── Exercise material ──

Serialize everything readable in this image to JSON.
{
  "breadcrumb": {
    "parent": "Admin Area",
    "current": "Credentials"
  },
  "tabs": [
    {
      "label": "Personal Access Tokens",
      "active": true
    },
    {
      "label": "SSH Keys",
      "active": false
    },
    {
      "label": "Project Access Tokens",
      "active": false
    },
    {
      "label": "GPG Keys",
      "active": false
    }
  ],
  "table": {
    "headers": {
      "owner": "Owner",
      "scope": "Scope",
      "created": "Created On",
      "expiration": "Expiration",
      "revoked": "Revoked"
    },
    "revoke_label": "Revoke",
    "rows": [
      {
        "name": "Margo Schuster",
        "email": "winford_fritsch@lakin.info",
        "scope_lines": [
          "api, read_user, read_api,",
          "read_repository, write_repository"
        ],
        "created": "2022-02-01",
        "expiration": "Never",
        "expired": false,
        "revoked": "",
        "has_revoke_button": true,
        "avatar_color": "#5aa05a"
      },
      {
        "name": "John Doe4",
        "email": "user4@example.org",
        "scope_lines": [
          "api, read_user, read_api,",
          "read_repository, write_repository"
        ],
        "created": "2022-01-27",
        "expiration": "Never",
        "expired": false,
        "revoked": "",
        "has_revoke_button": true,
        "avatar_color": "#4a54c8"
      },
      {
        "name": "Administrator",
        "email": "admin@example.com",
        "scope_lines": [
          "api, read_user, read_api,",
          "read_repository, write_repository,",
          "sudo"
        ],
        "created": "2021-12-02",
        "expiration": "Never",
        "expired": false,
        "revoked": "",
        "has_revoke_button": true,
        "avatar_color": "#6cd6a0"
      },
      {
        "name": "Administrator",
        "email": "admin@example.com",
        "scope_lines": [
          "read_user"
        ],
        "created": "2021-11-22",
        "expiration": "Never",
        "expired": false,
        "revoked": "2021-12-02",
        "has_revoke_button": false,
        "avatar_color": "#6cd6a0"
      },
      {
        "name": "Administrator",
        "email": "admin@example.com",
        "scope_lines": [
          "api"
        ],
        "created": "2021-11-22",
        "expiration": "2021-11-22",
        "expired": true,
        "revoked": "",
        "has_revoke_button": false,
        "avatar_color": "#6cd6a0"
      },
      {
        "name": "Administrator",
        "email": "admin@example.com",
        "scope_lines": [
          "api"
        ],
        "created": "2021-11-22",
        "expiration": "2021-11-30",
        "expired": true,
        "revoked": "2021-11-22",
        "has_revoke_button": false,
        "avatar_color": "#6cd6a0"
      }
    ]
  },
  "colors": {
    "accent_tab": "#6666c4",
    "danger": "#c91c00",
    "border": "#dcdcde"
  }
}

───
── Exercise material ──

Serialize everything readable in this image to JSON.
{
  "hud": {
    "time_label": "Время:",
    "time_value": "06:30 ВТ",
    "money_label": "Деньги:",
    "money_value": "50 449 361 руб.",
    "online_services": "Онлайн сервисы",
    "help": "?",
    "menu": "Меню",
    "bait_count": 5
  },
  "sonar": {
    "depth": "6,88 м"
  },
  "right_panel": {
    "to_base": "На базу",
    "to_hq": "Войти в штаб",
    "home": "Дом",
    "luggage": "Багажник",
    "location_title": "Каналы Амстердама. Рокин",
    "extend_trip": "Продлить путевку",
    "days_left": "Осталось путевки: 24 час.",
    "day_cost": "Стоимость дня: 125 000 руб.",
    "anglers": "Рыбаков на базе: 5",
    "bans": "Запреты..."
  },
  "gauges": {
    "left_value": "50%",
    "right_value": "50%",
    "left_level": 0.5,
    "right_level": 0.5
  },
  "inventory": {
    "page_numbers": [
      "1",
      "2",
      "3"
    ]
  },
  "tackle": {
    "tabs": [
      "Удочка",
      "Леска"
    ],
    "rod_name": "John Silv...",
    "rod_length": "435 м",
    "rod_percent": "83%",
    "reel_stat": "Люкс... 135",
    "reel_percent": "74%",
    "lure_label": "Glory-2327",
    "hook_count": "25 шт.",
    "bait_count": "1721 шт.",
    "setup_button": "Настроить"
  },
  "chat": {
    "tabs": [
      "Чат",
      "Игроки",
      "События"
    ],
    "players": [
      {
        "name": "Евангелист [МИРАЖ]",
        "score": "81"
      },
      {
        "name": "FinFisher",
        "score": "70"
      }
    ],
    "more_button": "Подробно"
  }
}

───

_Exercise directions_
From the entries above, copy every line containing the word "Tokens".

_The reply_
      "label": "Personal Access Tokens",
      "label": "Project Access Tokens",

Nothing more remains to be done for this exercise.